Set task.
Repeat the material exactly as it appears.
>>>>
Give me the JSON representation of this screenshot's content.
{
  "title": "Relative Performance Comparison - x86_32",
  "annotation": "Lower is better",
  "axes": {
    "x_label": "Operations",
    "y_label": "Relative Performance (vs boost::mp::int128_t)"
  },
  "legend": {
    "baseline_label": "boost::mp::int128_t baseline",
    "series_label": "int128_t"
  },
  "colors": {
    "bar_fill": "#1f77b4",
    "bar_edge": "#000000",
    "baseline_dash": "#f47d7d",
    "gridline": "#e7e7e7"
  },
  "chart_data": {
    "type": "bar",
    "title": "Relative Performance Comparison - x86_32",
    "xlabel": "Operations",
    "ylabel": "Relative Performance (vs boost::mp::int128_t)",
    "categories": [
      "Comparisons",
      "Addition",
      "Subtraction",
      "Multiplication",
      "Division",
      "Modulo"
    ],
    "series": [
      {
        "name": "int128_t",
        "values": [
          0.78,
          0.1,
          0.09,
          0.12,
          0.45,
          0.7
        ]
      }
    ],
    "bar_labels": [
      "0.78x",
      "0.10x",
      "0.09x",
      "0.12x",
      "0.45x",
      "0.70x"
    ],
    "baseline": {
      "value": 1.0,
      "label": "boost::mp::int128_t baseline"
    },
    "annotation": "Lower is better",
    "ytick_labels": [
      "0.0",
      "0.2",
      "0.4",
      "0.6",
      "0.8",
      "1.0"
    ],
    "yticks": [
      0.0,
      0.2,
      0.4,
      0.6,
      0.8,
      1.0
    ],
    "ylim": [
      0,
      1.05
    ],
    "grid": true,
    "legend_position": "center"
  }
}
<<<<
Worked answer.
Give me the JSON representation of this screenshot's content.
{
  "title": "Relative Performance Comparison - x86_32",
  "annotation": "Lower is better",
  "axes": {
    "x_label": "Operations",
    "y_label": "Relative Performance (vs boost::mp::int128_t)"
  },
  "legend": {
    "baseline_label": "boost::mp::int128_t baseline",
    "series_label": "int128_t"
  },
  "colors": {
    "bar_fill": "#1f77b4",
    "bar_edge": "#000000",
    "baseline_dash": "#f47d7d",
    "gridline": "#e7e7e7"
  },
  "chart_data": {
    "type": "bar",
    "title": "Relative Performance Comparison - x86_32",
    "xlabel": "Operations",
    "ylabel": "Relative Performance (vs boost::mp::int128_t)",
    "categories": [
      "Comparisons",
      "Addition",
      "Subtraction",
      "Multiplication",
      "Division",
      "Modulo"
    ],
    "series": [
      {
        "name": "int128_t",
        "values": [
          0.78,
          0.1,
          0.09,
          0.12,
          0.45,
          0.7
        ]
      }
    ],
    "bar_labels": [
      "0.78x",
      "0.10x",
      "0.09x",
      "0.12x",
      "0.45x",
      "0.70x"
    ],
    "baseline": {
      "value": 1.0,
      "label": "boost::mp::int128_t baseline"
    },
    "annotation": "Lower is better",
    "ytick_labels": [
      "0.0",
      "0.2",
      "0.4",
      "0.6",
      "0.8",
      "1.0"
    ],
    "yticks": [
      0.0,
      0.2,
      0.4,
      0.6,
      0.8,
      1.0
    ],
    "ylim": [
      0,
      1.05
    ],
    "grid": true,
    "legend_position": "center"
  }
}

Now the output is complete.